GIVEN TASK
Reproduce the rows from the start of the rows through the line containing "y-axis-title: Read-out negentropy: [3, 277, 29, 463]", inclusive, swapping every "point" for "marker" and changing nothing else.

** Begin SUPPLIED DATA **

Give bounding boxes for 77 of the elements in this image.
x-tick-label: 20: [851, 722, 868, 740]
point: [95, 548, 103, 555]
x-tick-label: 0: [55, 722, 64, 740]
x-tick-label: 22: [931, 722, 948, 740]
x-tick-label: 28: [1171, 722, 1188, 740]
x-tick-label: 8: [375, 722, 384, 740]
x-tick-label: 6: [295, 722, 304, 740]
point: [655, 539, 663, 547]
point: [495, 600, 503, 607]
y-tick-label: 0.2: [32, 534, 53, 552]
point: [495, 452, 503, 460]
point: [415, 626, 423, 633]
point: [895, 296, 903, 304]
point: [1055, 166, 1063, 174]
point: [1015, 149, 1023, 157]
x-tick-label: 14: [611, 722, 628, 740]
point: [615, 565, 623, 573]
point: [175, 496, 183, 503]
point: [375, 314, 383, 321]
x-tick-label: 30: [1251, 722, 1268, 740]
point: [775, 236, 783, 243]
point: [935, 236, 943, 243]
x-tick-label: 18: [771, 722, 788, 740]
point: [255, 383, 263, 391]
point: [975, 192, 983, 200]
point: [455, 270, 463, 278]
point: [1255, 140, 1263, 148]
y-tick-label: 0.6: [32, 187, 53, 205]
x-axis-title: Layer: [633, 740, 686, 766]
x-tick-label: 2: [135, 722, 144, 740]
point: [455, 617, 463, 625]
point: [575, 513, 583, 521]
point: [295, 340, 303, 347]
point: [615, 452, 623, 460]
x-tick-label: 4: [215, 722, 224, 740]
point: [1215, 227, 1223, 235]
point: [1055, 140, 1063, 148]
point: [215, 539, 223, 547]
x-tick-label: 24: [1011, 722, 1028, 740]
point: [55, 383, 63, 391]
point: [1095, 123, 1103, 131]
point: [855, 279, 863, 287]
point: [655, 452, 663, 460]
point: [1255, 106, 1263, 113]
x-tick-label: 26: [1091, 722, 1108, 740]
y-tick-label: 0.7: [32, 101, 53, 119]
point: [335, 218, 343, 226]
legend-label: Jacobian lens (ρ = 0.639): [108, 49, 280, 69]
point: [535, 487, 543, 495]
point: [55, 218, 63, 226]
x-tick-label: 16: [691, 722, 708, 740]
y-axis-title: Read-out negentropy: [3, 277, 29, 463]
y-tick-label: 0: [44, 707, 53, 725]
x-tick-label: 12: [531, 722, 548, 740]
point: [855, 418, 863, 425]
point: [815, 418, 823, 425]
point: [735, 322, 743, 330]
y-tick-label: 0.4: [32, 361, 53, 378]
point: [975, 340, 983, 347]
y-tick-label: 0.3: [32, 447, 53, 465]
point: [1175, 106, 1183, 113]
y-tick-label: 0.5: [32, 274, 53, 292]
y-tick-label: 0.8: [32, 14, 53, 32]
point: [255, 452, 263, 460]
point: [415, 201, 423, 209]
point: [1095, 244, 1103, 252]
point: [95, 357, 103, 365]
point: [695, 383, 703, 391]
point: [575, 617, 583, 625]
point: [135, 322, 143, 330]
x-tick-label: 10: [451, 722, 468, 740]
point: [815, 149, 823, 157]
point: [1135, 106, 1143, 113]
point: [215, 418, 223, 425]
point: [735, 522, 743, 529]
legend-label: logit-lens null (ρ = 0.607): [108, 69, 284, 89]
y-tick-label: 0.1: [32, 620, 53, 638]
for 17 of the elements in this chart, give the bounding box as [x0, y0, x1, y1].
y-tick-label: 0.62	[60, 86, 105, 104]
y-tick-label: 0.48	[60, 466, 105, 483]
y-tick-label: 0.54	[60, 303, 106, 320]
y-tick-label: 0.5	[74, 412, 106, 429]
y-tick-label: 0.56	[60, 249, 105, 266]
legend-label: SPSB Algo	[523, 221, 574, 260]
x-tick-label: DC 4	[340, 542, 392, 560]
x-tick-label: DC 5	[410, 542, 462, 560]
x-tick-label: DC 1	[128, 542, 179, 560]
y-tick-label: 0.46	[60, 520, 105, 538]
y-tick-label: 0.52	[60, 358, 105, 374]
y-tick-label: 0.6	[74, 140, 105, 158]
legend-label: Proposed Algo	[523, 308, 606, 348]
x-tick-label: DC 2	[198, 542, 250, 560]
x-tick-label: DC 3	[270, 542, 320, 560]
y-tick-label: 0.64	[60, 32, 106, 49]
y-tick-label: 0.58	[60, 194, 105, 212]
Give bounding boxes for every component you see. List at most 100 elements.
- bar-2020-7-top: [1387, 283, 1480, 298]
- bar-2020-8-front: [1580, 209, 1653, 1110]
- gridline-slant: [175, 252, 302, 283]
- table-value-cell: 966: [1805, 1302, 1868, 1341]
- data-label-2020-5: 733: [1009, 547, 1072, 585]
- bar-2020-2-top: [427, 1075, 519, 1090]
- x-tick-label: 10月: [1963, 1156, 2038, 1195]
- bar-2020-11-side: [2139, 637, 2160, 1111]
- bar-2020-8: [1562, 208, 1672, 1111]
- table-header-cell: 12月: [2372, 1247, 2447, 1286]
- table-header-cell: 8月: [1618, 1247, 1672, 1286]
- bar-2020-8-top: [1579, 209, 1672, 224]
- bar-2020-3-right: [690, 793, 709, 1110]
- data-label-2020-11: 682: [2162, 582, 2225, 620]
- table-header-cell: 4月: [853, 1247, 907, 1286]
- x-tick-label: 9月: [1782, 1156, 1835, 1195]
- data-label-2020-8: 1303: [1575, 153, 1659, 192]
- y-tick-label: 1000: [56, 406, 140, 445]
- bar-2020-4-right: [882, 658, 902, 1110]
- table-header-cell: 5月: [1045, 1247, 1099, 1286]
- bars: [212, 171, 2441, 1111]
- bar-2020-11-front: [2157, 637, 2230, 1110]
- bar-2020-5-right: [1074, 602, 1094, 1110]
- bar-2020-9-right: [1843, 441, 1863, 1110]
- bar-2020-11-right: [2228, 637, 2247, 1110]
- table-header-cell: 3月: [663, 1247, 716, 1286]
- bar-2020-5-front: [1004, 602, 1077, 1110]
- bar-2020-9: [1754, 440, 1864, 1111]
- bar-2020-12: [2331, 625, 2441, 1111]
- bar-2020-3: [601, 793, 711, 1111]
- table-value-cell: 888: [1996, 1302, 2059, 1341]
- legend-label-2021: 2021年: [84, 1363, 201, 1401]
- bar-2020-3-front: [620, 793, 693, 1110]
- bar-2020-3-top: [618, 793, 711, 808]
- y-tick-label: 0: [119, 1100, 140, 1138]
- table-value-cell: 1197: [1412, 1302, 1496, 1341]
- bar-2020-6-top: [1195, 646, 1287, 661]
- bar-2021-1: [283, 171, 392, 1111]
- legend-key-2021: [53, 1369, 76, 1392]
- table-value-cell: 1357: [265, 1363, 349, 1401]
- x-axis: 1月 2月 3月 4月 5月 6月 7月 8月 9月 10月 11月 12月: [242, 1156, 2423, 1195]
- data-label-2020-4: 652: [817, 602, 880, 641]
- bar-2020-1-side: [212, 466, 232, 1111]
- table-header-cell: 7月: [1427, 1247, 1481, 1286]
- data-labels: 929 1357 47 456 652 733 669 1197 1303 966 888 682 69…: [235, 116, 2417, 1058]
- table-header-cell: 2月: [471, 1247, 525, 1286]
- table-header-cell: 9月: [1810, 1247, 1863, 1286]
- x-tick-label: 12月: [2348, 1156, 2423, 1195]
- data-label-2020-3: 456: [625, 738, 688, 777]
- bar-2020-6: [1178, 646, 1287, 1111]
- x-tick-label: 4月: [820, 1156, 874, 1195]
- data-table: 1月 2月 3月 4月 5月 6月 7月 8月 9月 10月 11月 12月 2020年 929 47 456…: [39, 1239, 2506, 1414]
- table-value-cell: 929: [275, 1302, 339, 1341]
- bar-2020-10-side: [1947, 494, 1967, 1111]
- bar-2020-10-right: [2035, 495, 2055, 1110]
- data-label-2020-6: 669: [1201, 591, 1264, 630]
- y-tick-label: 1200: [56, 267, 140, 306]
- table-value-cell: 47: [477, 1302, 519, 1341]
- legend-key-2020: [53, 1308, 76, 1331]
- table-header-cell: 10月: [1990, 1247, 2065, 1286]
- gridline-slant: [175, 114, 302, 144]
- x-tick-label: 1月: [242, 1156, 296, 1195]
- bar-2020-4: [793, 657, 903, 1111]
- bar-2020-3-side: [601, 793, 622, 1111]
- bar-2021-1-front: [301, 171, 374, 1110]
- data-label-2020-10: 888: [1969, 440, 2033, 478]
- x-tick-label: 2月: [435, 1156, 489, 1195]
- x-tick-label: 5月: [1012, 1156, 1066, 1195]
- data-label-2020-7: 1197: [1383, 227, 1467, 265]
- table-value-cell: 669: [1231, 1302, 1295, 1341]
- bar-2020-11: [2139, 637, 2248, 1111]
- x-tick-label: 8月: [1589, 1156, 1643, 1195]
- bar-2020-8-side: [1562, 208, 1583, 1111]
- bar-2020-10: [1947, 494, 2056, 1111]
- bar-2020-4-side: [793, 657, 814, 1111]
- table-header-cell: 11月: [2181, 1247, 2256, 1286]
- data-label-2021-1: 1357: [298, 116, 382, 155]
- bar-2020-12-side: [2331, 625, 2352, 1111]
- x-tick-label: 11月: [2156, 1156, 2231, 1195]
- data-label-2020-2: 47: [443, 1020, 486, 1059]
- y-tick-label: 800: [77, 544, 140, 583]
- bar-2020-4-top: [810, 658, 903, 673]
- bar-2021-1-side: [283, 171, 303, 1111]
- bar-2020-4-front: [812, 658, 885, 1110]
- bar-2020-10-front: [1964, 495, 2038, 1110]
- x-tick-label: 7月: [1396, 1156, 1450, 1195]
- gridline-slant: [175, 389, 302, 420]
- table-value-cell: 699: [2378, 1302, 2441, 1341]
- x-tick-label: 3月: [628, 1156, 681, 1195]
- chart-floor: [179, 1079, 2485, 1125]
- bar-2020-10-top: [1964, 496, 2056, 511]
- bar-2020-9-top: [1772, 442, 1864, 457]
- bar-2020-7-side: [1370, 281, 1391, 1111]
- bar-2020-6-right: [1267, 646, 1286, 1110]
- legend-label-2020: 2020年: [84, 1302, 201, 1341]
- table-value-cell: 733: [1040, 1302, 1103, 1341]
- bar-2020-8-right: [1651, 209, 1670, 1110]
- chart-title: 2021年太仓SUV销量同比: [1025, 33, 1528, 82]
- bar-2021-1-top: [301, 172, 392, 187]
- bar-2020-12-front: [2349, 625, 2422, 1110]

** End SUPPLIED DATA **

RESPONSE
Give bounding boxes for 77 of the elements in this image.
x-tick-label: 20: [851, 722, 868, 740]
marker: [95, 548, 103, 555]
x-tick-label: 0: [55, 722, 64, 740]
x-tick-label: 22: [931, 722, 948, 740]
x-tick-label: 28: [1171, 722, 1188, 740]
x-tick-label: 8: [375, 722, 384, 740]
x-tick-label: 6: [295, 722, 304, 740]
marker: [655, 539, 663, 547]
marker: [495, 600, 503, 607]
y-tick-label: 0.2: [32, 534, 53, 552]
marker: [495, 452, 503, 460]
marker: [415, 626, 423, 633]
marker: [895, 296, 903, 304]
marker: [1055, 166, 1063, 174]
marker: [1015, 149, 1023, 157]
x-tick-label: 14: [611, 722, 628, 740]
marker: [615, 565, 623, 573]
marker: [175, 496, 183, 503]
marker: [375, 314, 383, 321]
x-tick-label: 30: [1251, 722, 1268, 740]
marker: [775, 236, 783, 243]
marker: [935, 236, 943, 243]
x-tick-label: 18: [771, 722, 788, 740]
marker: [255, 383, 263, 391]
marker: [975, 192, 983, 200]
marker: [455, 270, 463, 278]
marker: [1255, 140, 1263, 148]
y-tick-label: 0.6: [32, 187, 53, 205]
x-axis-title: Layer: [633, 740, 686, 766]
x-tick-label: 2: [135, 722, 144, 740]
marker: [455, 617, 463, 625]
marker: [575, 513, 583, 521]
marker: [295, 340, 303, 347]
marker: [615, 452, 623, 460]
x-tick-label: 4: [215, 722, 224, 740]
marker: [1215, 227, 1223, 235]
marker: [1055, 140, 1063, 148]
marker: [215, 539, 223, 547]
x-tick-label: 24: [1011, 722, 1028, 740]
marker: [55, 383, 63, 391]
marker: [1095, 123, 1103, 131]
marker: [855, 279, 863, 287]
marker: [655, 452, 663, 460]
marker: [1255, 106, 1263, 113]
x-tick-label: 26: [1091, 722, 1108, 740]
y-tick-label: 0.7: [32, 101, 53, 119]
marker: [335, 218, 343, 226]
legend-label: Jacobian lens (ρ = 0.639): [108, 49, 280, 69]
marker: [535, 487, 543, 495]
marker: [55, 218, 63, 226]
x-tick-label: 16: [691, 722, 708, 740]
y-axis-title: Read-out negentropy: [3, 277, 29, 463]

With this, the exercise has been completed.